## Task to carry out
Copy the data that follows exactly. Include no pictures.

## Supplied material
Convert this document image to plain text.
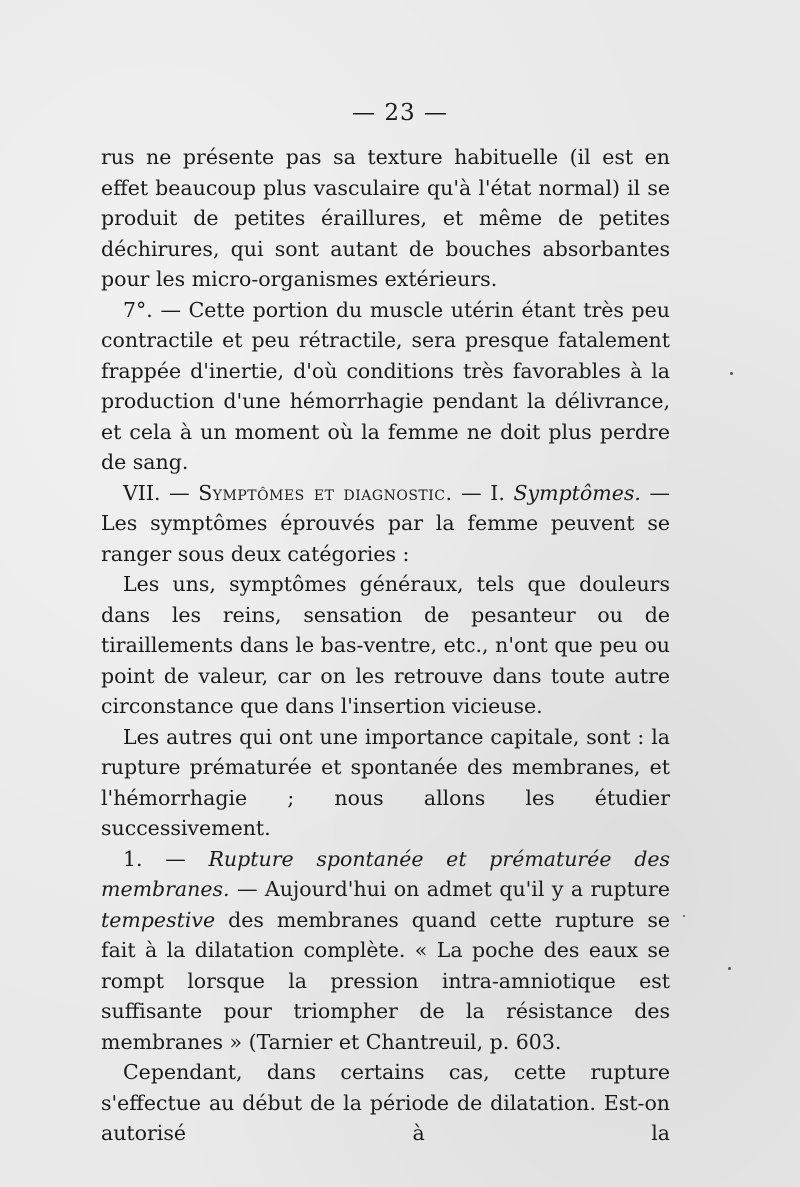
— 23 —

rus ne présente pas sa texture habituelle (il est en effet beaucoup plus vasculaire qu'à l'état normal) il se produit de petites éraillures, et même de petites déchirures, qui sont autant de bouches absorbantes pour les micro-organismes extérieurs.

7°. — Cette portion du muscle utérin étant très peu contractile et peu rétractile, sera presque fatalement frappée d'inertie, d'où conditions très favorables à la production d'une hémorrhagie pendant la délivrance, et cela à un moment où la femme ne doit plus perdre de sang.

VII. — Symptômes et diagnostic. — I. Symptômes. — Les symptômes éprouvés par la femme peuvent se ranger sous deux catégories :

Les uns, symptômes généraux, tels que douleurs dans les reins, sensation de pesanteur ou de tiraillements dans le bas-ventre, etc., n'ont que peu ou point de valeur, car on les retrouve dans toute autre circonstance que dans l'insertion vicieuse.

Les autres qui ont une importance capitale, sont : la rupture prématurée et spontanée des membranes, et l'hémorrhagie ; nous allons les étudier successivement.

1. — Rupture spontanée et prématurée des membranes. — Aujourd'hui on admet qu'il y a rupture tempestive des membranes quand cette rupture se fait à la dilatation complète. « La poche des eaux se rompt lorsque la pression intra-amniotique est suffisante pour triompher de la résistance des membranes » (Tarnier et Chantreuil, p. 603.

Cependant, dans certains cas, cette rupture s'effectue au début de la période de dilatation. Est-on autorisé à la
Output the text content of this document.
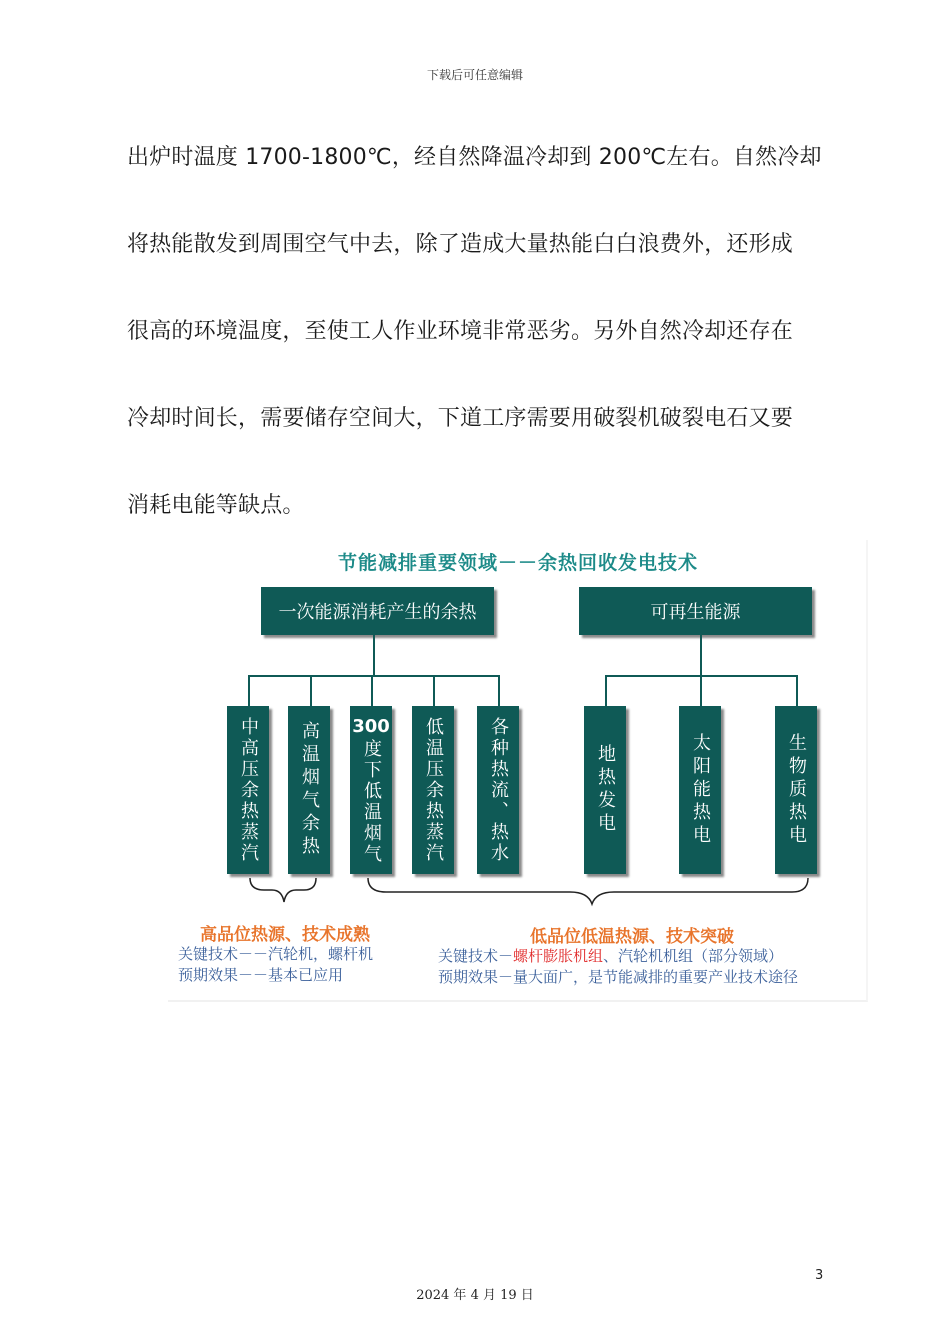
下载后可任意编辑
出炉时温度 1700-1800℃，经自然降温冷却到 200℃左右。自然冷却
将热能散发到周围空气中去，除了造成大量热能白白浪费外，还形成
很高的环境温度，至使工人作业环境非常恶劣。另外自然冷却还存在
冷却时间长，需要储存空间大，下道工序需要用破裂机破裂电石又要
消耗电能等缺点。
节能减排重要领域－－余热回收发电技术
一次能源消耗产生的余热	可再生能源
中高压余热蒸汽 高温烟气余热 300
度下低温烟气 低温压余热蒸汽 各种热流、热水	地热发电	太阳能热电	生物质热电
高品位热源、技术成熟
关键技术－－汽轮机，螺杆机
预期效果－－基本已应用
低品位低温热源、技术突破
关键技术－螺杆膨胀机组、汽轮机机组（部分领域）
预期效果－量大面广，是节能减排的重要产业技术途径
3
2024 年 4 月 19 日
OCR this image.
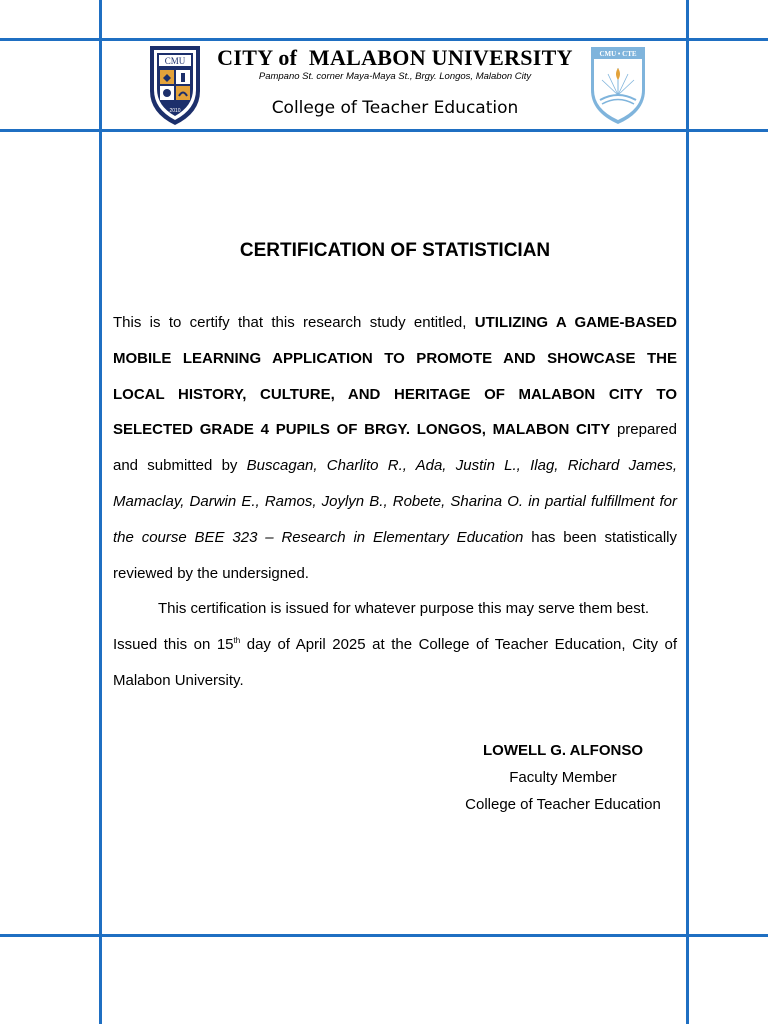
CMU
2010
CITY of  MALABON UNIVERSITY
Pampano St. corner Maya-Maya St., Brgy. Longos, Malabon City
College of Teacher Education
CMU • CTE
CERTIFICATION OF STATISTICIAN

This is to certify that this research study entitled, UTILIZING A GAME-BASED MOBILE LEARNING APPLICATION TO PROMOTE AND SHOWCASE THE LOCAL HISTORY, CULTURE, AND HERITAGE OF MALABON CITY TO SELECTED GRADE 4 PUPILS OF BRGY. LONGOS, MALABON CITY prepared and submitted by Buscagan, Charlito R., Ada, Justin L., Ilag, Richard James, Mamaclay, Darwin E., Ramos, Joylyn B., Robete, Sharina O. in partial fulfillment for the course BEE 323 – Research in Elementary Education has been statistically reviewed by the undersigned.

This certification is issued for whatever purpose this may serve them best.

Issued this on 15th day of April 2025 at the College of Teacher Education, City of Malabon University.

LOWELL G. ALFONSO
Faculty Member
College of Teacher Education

## Completed exercise
Convert this document image to plain text.
— 23 —

rus ne présente pas sa texture habituelle (il est en effet beaucoup plus vasculaire qu'à l'état normal) il se produit de petites éraillures, et même de petites déchirures, qui sont autant de bouches absorbantes pour les micro-organismes extérieurs.

7°. — Cette portion du muscle utérin étant très peu contractile et peu rétractile, sera presque fatalement frappée d'inertie, d'où conditions très favorables à la production d'une hémorrhagie pendant la délivrance, et cela à un moment où la femme ne doit plus perdre de sang.

VII. — Symptômes et diagnostic. — I. Symptômes. — Les symptômes éprouvés par la femme peuvent se ranger sous deux catégories :

Les uns, symptômes généraux, tels que douleurs dans les reins, sensation de pesanteur ou de tiraillements dans le bas-ventre, etc., n'ont que peu ou point de valeur, car on les retrouve dans toute autre circonstance que dans l'insertion vicieuse.

Les autres qui ont une importance capitale, sont : la rupture prématurée et spontanée des membranes, et l'hémorrhagie ; nous allons les étudier successivement.

1. — Rupture spontanée et prématurée des membranes. — Aujourd'hui on admet qu'il y a rupture tempestive des membranes quand cette rupture se fait à la dilatation complète. « La poche des eaux se rompt lorsque la pression intra-amniotique est suffisante pour triompher de la résistance des membranes » (Tarnier et Chantreuil, p. 603.

Cependant, dans certains cas, cette rupture s'effectue au début de la période de dilatation. Est-on autorisé à la
Output the text content of this document.
下载后可任意编辑
出炉时温度 1700-1800℃，经自然降温冷却到 200℃左右。自然冷却
将热能散发到周围空气中去，除了造成大量热能白白浪费外，还形成
很高的环境温度，至使工人作业环境非常恶劣。另外自然冷却还存在
冷却时间长，需要储存空间大，下道工序需要用破裂机破裂电石又要
消耗电能等缺点。
节能减排重要领域－－余热回收发电技术
一次能源消耗产生的余热	可再生能源
中高压余热蒸汽 高温烟气余热 300
度下低温烟气 低温压余热蒸汽 各种热流、热水	地热发电	太阳能热电	生物质热电
高品位热源、技术成熟
关键技术－－汽轮机，螺杆机
预期效果－－基本已应用
低品位低温热源、技术突破
关键技术－螺杆膨胀机组、汽轮机机组（部分领域）
预期效果－量大面广，是节能减排的重要产业技术途径
3
2024 年 4 月 19 日
OCR this image.
CMU
2010
CITY of  MALABON UNIVERSITY
Pampano St. corner Maya-Maya St., Brgy. Longos, Malabon City
College of Teacher Education
CMU • CTE
CERTIFICATION OF STATISTICIAN

This is to certify that this research study entitled, UTILIZING A GAME-BASED MOBILE LEARNING APPLICATION TO PROMOTE AND SHOWCASE THE LOCAL HISTORY, CULTURE, AND HERITAGE OF MALABON CITY TO SELECTED GRADE 4 PUPILS OF BRGY. LONGOS, MALABON CITY prepared and submitted by Buscagan, Charlito R., Ada, Justin L., Ilag, Richard James, Mamaclay, Darwin E., Ramos, Joylyn B., Robete, Sharina O. in partial fulfillment for the course BEE 323 – Research in Elementary Education has been statistically reviewed by the undersigned.

This certification is issued for whatever purpose this may serve them best.

Issued this on 15th day of April 2025 at the College of Teacher Education, City of Malabon University.

LOWELL G. ALFONSO
Faculty Member
College of Teacher Education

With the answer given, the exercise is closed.